=== SUPPLIED MATERIAL ===
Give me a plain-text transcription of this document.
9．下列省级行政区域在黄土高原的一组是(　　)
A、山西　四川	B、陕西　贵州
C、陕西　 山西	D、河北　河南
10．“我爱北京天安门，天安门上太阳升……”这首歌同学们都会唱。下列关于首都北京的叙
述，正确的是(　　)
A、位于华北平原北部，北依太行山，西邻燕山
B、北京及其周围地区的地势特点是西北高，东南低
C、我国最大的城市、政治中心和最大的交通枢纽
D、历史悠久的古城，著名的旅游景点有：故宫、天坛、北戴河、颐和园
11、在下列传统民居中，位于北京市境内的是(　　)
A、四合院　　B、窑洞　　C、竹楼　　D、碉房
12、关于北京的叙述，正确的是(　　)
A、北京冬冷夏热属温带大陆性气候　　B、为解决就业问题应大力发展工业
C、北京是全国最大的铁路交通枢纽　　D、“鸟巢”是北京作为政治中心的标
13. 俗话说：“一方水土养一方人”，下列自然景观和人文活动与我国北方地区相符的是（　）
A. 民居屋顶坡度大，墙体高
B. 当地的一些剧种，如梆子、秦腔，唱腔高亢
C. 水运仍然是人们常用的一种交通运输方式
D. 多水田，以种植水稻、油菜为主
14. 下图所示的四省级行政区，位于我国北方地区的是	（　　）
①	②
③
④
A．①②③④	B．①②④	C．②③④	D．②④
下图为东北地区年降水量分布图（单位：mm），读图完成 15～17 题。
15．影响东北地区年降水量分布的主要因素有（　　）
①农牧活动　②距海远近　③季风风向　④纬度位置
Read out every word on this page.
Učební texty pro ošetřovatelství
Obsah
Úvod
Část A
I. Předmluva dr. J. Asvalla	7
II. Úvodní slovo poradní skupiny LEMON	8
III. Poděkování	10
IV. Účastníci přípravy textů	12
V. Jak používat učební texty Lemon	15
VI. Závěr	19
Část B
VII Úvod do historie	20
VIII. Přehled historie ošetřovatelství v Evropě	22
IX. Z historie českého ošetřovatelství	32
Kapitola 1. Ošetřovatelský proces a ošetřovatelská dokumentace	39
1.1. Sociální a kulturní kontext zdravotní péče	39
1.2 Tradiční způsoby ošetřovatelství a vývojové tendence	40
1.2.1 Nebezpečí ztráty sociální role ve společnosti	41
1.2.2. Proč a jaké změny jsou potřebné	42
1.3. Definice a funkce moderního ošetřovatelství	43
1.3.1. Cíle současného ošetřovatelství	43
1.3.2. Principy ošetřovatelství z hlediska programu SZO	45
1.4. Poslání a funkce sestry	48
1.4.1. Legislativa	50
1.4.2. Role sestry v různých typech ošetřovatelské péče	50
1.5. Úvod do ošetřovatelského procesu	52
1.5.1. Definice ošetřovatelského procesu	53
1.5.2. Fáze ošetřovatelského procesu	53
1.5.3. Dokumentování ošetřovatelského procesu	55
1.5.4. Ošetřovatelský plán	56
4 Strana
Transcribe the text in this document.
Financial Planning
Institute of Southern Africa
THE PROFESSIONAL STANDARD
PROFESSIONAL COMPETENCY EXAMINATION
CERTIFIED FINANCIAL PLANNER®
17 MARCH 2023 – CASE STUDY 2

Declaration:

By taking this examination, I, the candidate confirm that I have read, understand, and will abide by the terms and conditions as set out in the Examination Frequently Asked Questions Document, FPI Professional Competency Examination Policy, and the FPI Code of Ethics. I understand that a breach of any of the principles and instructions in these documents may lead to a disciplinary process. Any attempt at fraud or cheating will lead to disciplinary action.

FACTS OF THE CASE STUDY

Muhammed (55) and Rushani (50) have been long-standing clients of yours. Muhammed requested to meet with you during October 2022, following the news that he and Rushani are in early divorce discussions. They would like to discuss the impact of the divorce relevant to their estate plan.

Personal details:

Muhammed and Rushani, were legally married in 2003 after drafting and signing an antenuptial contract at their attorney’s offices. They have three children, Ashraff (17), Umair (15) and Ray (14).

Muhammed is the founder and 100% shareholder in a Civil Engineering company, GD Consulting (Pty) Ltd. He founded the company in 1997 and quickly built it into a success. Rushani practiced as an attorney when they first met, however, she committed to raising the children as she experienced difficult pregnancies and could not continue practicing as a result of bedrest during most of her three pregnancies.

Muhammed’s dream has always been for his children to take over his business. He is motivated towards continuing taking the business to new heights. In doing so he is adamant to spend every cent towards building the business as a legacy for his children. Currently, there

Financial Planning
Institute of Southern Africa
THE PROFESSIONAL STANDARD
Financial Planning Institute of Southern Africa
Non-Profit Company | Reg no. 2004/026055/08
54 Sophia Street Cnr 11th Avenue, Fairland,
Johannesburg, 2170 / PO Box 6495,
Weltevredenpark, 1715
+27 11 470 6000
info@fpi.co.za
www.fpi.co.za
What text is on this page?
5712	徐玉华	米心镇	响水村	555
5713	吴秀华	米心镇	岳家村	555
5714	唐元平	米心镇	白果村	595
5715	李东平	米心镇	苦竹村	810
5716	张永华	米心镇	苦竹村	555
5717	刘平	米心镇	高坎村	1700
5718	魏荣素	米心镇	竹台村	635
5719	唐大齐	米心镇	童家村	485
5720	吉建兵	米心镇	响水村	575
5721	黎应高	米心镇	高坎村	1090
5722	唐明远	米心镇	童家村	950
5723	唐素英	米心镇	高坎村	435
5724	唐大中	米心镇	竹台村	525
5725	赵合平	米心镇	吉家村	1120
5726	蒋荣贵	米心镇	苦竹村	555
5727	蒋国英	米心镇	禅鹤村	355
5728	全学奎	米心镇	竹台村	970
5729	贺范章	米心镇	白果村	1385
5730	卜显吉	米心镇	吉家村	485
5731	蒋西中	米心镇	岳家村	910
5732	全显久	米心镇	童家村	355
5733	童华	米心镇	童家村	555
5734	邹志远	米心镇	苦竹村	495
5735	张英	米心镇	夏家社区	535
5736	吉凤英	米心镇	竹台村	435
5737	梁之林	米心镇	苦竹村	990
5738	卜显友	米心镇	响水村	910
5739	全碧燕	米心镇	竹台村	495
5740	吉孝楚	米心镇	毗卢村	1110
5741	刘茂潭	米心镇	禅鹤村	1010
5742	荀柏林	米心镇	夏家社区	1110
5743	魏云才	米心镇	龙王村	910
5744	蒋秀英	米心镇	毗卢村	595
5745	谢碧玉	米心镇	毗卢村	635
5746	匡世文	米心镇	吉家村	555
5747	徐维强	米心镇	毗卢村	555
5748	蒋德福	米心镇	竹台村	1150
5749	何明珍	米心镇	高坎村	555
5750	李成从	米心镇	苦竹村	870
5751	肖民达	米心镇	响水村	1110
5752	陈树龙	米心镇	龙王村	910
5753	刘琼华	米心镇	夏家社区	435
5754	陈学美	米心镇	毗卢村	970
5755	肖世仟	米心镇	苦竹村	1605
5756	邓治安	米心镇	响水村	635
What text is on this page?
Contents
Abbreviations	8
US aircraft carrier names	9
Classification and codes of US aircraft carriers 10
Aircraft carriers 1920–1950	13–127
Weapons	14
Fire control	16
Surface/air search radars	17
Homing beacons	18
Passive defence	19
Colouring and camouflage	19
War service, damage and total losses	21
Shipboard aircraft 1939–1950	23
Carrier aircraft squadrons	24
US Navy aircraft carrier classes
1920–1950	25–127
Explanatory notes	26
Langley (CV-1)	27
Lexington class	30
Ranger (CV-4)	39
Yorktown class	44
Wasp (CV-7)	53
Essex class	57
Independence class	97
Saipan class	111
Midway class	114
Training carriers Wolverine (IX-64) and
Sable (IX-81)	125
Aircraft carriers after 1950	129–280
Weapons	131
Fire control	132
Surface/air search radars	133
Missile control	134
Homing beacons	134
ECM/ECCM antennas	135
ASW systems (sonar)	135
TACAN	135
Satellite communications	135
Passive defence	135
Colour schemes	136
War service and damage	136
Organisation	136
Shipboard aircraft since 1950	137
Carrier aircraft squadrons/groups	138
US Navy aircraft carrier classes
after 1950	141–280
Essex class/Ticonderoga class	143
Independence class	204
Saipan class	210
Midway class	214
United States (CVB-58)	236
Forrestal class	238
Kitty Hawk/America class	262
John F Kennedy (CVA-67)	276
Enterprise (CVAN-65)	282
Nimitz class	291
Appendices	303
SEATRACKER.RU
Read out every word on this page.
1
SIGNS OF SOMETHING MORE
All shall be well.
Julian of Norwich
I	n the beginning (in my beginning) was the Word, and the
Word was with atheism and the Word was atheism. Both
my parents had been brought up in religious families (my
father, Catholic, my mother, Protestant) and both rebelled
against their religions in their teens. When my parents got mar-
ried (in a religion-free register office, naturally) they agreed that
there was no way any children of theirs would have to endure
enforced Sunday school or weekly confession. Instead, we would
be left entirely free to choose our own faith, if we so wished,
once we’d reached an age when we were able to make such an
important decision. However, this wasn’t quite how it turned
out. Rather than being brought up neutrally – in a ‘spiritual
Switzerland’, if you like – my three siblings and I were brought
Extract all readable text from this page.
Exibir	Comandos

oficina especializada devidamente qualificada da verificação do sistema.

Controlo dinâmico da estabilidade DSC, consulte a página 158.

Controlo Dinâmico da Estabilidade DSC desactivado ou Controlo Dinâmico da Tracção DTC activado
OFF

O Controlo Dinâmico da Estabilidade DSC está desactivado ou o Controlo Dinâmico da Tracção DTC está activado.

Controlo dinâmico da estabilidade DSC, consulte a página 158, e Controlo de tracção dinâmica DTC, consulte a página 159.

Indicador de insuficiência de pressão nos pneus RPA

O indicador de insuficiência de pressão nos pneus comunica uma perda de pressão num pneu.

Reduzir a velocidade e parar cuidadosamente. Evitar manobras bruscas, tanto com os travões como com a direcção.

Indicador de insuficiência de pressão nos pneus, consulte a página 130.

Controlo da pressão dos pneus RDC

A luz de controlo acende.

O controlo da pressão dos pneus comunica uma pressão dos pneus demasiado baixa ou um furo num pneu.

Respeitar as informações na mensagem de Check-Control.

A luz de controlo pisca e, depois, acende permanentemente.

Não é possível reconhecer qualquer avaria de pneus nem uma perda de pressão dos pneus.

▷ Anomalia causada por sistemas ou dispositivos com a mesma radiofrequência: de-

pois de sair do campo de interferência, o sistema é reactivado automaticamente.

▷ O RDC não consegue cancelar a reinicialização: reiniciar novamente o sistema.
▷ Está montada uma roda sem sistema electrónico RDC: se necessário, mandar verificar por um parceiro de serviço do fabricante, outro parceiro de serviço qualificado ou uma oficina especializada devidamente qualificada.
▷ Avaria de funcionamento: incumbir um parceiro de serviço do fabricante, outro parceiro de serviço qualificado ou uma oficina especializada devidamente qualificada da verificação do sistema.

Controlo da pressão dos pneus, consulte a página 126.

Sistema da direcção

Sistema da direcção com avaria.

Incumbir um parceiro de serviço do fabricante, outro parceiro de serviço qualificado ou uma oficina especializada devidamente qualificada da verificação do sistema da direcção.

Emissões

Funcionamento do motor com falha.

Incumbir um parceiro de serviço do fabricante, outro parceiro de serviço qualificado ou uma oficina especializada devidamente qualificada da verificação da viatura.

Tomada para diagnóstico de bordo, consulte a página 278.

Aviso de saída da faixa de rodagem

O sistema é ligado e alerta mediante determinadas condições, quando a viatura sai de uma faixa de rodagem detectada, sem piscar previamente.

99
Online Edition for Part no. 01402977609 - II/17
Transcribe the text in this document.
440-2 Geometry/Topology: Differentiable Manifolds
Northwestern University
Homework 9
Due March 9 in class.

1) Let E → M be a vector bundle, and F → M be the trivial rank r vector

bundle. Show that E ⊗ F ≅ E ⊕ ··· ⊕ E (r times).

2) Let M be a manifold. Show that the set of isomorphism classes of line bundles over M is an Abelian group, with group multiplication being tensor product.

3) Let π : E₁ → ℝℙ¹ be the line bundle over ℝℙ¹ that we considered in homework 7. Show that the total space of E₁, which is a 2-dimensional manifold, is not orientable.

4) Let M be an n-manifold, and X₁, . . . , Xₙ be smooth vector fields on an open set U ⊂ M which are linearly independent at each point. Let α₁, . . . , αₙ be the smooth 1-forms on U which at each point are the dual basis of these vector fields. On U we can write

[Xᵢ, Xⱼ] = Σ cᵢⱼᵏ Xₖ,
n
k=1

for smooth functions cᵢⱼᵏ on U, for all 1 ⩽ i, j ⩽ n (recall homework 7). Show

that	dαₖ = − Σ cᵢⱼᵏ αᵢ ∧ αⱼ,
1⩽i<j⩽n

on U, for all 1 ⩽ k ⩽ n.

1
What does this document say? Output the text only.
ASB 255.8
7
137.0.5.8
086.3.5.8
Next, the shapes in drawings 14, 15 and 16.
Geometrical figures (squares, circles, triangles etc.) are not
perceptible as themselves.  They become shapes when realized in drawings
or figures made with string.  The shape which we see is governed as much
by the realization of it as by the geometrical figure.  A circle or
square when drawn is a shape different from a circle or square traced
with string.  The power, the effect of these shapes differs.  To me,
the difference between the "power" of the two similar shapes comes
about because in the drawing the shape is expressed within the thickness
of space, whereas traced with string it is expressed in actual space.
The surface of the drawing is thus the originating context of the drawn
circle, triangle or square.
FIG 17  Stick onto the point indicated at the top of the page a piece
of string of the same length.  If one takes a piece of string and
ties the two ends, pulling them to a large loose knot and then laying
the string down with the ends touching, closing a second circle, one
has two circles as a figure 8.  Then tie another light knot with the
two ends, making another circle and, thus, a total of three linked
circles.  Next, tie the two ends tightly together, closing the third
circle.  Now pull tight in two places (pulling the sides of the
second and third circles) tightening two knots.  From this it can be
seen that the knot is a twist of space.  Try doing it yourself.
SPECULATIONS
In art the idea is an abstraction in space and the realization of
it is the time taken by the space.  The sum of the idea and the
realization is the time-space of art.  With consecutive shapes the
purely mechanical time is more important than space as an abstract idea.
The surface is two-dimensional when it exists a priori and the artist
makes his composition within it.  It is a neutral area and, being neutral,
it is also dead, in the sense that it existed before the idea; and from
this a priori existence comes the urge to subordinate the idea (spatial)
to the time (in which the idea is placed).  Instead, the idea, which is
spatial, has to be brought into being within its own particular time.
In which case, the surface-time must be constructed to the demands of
===
#### [EXERCISE AIM]
Give the number of lines in the listing above that contain "comes", and nothing else.

#### [PROBLEM SOLUTION]
2